WRITTEN TASK => From the entries that follow, gather each line holding the word "type".

RAW RECORDS =>
###

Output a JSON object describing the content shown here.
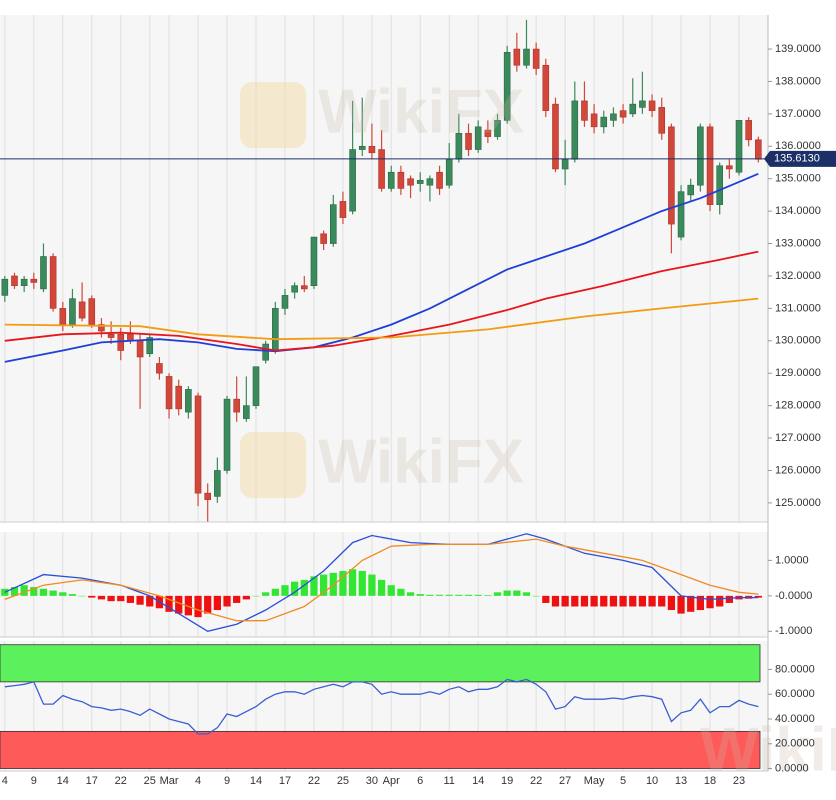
{
  "chart_data": [
    {
      "type": "candlestick",
      "open": [
        131.4,
        132.0,
        131.7,
        131.9,
        131.6,
        132.6,
        131.0,
        130.5,
        131.2,
        131.3,
        130.5,
        130.2,
        130.2,
        130.2,
        130.0,
        129.6,
        129.3,
        128.9,
        128.6,
        127.8,
        128.3,
        125.3,
        125.2,
        126.0,
        128.2,
        127.6,
        128.0,
        129.4,
        129.7,
        131.0,
        131.5,
        131.7,
        131.7,
        133.3,
        133.0,
        134.3,
        134.0,
        135.9,
        136.0,
        135.9,
        134.7,
        135.2,
        135.0,
        134.85,
        134.8,
        135.2,
        134.8,
        135.6,
        136.4,
        135.9,
        136.5,
        136.3,
        136.8,
        139.0,
        138.5,
        139.0,
        138.5,
        137.3,
        135.3,
        135.6,
        137.4,
        137.0,
        136.6,
        136.8,
        137.1,
        137.0,
        137.2,
        137.4,
        137.2,
        136.6,
        133.2,
        134.5,
        134.8,
        136.6,
        134.2,
        135.4,
        135.2,
        136.8,
        136.2
      ],
      "high": [
        132.0,
        132.1,
        132.0,
        132.1,
        133.0,
        132.7,
        131.2,
        131.6,
        131.8,
        131.4,
        130.7,
        130.6,
        130.4,
        130.6,
        130.2,
        130.2,
        129.5,
        129.0,
        128.8,
        128.6,
        128.4,
        125.6,
        126.4,
        128.3,
        128.9,
        128.9,
        129.2,
        130.0,
        131.2,
        131.6,
        131.8,
        132.0,
        133.2,
        133.4,
        134.5,
        134.6,
        137.4,
        137.5,
        136.7,
        136.5,
        135.4,
        135.4,
        135.1,
        135.2,
        135.1,
        135.4,
        136.1,
        137.0,
        136.7,
        136.8,
        136.8,
        137.0,
        139.1,
        139.5,
        139.9,
        139.2,
        138.7,
        137.5,
        136.2,
        138.0,
        138.0,
        137.3,
        137.1,
        137.2,
        137.3,
        138.1,
        138.3,
        137.6,
        137.5,
        136.7,
        134.8,
        135.0,
        136.7,
        136.7,
        135.5,
        135.6,
        136.8,
        136.9,
        136.3
      ],
      "low": [
        131.2,
        131.6,
        131.5,
        131.6,
        131.5,
        130.9,
        130.3,
        130.4,
        130.6,
        130.4,
        130.1,
        129.9,
        129.4,
        129.9,
        127.9,
        129.5,
        128.8,
        127.6,
        127.7,
        127.6,
        124.9,
        124.4,
        125.0,
        125.9,
        127.5,
        127.5,
        127.9,
        129.3,
        129.6,
        130.8,
        131.3,
        131.5,
        131.6,
        132.8,
        132.9,
        133.6,
        133.9,
        135.7,
        135.6,
        134.6,
        134.6,
        134.5,
        134.4,
        134.6,
        134.3,
        134.5,
        134.7,
        135.5,
        135.7,
        135.8,
        136.1,
        136.2,
        136.7,
        138.3,
        138.4,
        138.2,
        136.9,
        135.2,
        134.8,
        135.5,
        136.6,
        136.4,
        136.4,
        136.6,
        136.7,
        136.9,
        137.0,
        136.9,
        136.2,
        132.7,
        133.1,
        134.3,
        134.6,
        134.0,
        133.9,
        135.0,
        135.1,
        136.0,
        135.5
      ],
      "close": [
        131.9,
        131.7,
        131.9,
        131.8,
        132.6,
        131.0,
        130.5,
        131.3,
        130.7,
        130.5,
        130.3,
        130.1,
        129.7,
        130.0,
        129.5,
        130.1,
        129.0,
        127.9,
        127.9,
        128.5,
        125.3,
        125.1,
        126.0,
        128.2,
        127.8,
        128.0,
        129.2,
        129.9,
        131.0,
        131.4,
        131.7,
        131.6,
        133.2,
        133.0,
        134.2,
        133.8,
        135.9,
        136.0,
        135.8,
        134.7,
        135.2,
        134.7,
        134.8,
        134.95,
        135.0,
        134.7,
        135.6,
        136.4,
        135.9,
        136.6,
        136.3,
        136.8,
        138.9,
        138.5,
        139.0,
        138.4,
        137.1,
        135.3,
        135.6,
        137.4,
        136.8,
        136.6,
        136.9,
        137.0,
        136.9,
        137.3,
        137.4,
        137.1,
        136.4,
        133.6,
        134.6,
        134.8,
        136.6,
        134.2,
        135.4,
        135.3,
        136.8,
        136.2,
        135.6
      ],
      "up_color": "#3b8a5c",
      "down_color": "#d2473a",
      "xlim": [
        -0.5,
        79
      ],
      "ylim": [
        124.41,
        140.05
      ],
      "yticks": [
        {
          "value": 125,
          "label": "125.0000"
        },
        {
          "value": 126,
          "label": "126.0000"
        },
        {
          "value": 127,
          "label": "127.0000"
        },
        {
          "value": 128,
          "label": "128.0000"
        },
        {
          "value": 129,
          "label": "129.0000"
        },
        {
          "value": 130,
          "label": "130.0000"
        },
        {
          "value": 131,
          "label": "131.0000"
        },
        {
          "value": 132,
          "label": "132.0000"
        },
        {
          "value": 133,
          "label": "133.0000"
        },
        {
          "value": 134,
          "label": "134.0000"
        },
        {
          "value": 135,
          "label": "135.0000"
        },
        {
          "value": 136,
          "label": "136.0000"
        },
        {
          "value": 137,
          "label": "137.0000"
        },
        {
          "value": 138,
          "label": "138.0000"
        },
        {
          "value": 139,
          "label": "139.0000"
        }
      ],
      "grid": "x",
      "lines": [
        {
          "color": "#1f3fd6",
          "x": [
            0,
            6,
            10,
            16,
            20,
            24,
            28,
            32,
            36,
            40,
            44,
            48,
            52,
            56,
            60,
            64,
            68,
            72,
            76,
            78
          ],
          "values": [
            129.35,
            129.7,
            129.95,
            130.05,
            129.95,
            129.75,
            129.68,
            129.8,
            130.1,
            130.5,
            131.0,
            131.6,
            132.2,
            132.6,
            133.0,
            133.5,
            134.0,
            134.4,
            134.9,
            135.15
          ]
        },
        {
          "color": "#e8161a",
          "x": [
            0,
            6,
            12,
            18,
            24,
            28,
            34,
            40,
            46,
            52,
            56,
            62,
            68,
            74,
            78
          ],
          "values": [
            130.0,
            130.2,
            130.25,
            130.15,
            129.9,
            129.7,
            129.85,
            130.15,
            130.5,
            130.95,
            131.3,
            131.7,
            132.15,
            132.5,
            132.75
          ]
        },
        {
          "color": "#f39c12",
          "x": [
            0,
            14,
            20,
            28,
            40,
            50,
            60,
            68,
            78
          ],
          "values": [
            130.5,
            130.45,
            130.2,
            130.05,
            130.1,
            130.35,
            130.75,
            131.0,
            131.3
          ]
        }
      ],
      "last_price": {
        "value": 135.613,
        "label": "135.6130"
      },
      "watermark": "WikiFX"
    },
    {
      "type": "macd",
      "values": [
        0.2,
        0.25,
        0.3,
        0.25,
        0.2,
        0.15,
        0.1,
        0.05,
        0,
        -0.05,
        -0.1,
        -0.15,
        -0.15,
        -0.2,
        -0.25,
        -0.3,
        -0.35,
        -0.45,
        -0.5,
        -0.55,
        -0.6,
        -0.5,
        -0.4,
        -0.3,
        -0.2,
        -0.1,
        0,
        0.1,
        0.2,
        0.3,
        0.4,
        0.45,
        0.55,
        0.6,
        0.65,
        0.7,
        0.75,
        0.7,
        0.6,
        0.45,
        0.3,
        0.2,
        0.1,
        0.05,
        0.03,
        0.03,
        0.03,
        0.03,
        0.03,
        0.03,
        0.02,
        0.1,
        0.15,
        0.15,
        0.1,
        0,
        -0.2,
        -0.3,
        -0.3,
        -0.3,
        -0.3,
        -0.3,
        -0.3,
        -0.3,
        -0.3,
        -0.3,
        -0.3,
        -0.3,
        -0.3,
        -0.4,
        -0.5,
        -0.45,
        -0.4,
        -0.35,
        -0.3,
        -0.2,
        -0.1,
        -0.08,
        -0.05
      ],
      "pos_color": "#33e633",
      "neg_color": "#ee1111",
      "lines": [
        {
          "color": "#2a4fd8",
          "x": [
            0,
            4,
            8,
            12,
            15,
            18,
            21,
            24,
            27,
            30,
            33,
            36,
            38,
            42,
            46,
            50,
            54,
            56,
            60,
            64,
            67,
            70,
            73,
            76,
            78
          ],
          "values": [
            0.1,
            0.6,
            0.5,
            0.3,
            0.0,
            -0.5,
            -1.0,
            -0.8,
            -0.4,
            0.1,
            0.7,
            1.5,
            1.7,
            1.5,
            1.45,
            1.45,
            1.75,
            1.6,
            1.2,
            1.0,
            0.8,
            0.0,
            -0.1,
            -0.05,
            -0.05
          ]
        },
        {
          "color": "#f08a24",
          "x": [
            0,
            4,
            8,
            12,
            16,
            20,
            24,
            27,
            31,
            34,
            37,
            40,
            44,
            50,
            55,
            58,
            62,
            66,
            70,
            73,
            76,
            78
          ],
          "values": [
            -0.1,
            0.3,
            0.45,
            0.3,
            0.0,
            -0.4,
            -0.7,
            -0.7,
            -0.3,
            0.3,
            1.0,
            1.4,
            1.45,
            1.45,
            1.6,
            1.4,
            1.2,
            1.0,
            0.6,
            0.3,
            0.1,
            0.05
          ]
        }
      ],
      "xlim": [
        -0.5,
        79
      ],
      "ylim": [
        -1.16,
        1.8
      ],
      "yticks": [
        {
          "value": 1,
          "label": "1.0000"
        },
        {
          "value": 0,
          "label": "-0.0000"
        },
        {
          "value": -1,
          "label": "-1.0000"
        }
      ],
      "grid": "x"
    },
    {
      "type": "rsi",
      "values": [
        66,
        67,
        68,
        70,
        52,
        52,
        59,
        56,
        54,
        50,
        49,
        47,
        48,
        46,
        43,
        48,
        44,
        40,
        38,
        36,
        28,
        28,
        33,
        44,
        42,
        46,
        50,
        56,
        60,
        62,
        62,
        60,
        64,
        66,
        68,
        66,
        70,
        70,
        68,
        60,
        62,
        60,
        60,
        60,
        62,
        60,
        64,
        66,
        62,
        64,
        64,
        66,
        72,
        70,
        72,
        68,
        62,
        48,
        50,
        58,
        56,
        56,
        56,
        57,
        56,
        58,
        59,
        58,
        56,
        38,
        45,
        47,
        56,
        45,
        50,
        50,
        55,
        52,
        50
      ],
      "color": "#3a5fd0",
      "bands": [
        {
          "from": 70,
          "to": 100,
          "color": "#5cf05c"
        },
        {
          "from": 0,
          "to": 30,
          "color": "#ff5a5a"
        }
      ],
      "xlim": [
        -0.5,
        79
      ],
      "ylim": [
        -2,
        103
      ],
      "yticks": [
        {
          "value": 80,
          "label": "80.0000"
        },
        {
          "value": 60,
          "label": "60.0000"
        },
        {
          "value": 40,
          "label": "40.0000"
        },
        {
          "value": 20,
          "label": "20.0000"
        },
        {
          "value": 0,
          "label": "0.0000"
        }
      ],
      "xticks": [
        {
          "value": 0,
          "label": "4"
        },
        {
          "value": 3,
          "label": "9"
        },
        {
          "value": 6,
          "label": "14"
        },
        {
          "value": 9,
          "label": "17"
        },
        {
          "value": 12,
          "label": "22"
        },
        {
          "value": 15,
          "label": "25"
        },
        {
          "value": 17,
          "label": "Mar"
        },
        {
          "value": 20,
          "label": "4"
        },
        {
          "value": 23,
          "label": "9"
        },
        {
          "value": 26,
          "label": "14"
        },
        {
          "value": 29,
          "label": "17"
        },
        {
          "value": 32,
          "label": "22"
        },
        {
          "value": 35,
          "label": "25"
        },
        {
          "value": 38,
          "label": "30"
        },
        {
          "value": 40,
          "label": "Apr"
        },
        {
          "value": 43,
          "label": "6"
        },
        {
          "value": 46,
          "label": "11"
        },
        {
          "value": 49,
          "label": "14"
        },
        {
          "value": 52,
          "label": "19"
        },
        {
          "value": 55,
          "label": "22"
        },
        {
          "value": 58,
          "label": "27"
        },
        {
          "value": 61,
          "label": "May"
        },
        {
          "value": 64,
          "label": "5"
        },
        {
          "value": 67,
          "label": "10"
        },
        {
          "value": 70,
          "label": "13"
        },
        {
          "value": 73,
          "label": "18"
        },
        {
          "value": 76,
          "label": "23"
        }
      ],
      "grid": "x"
    }
  ]
}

###

RESPONSE =>
      "type": "candlestick",
      "type": "macd",
      "type": "rsi",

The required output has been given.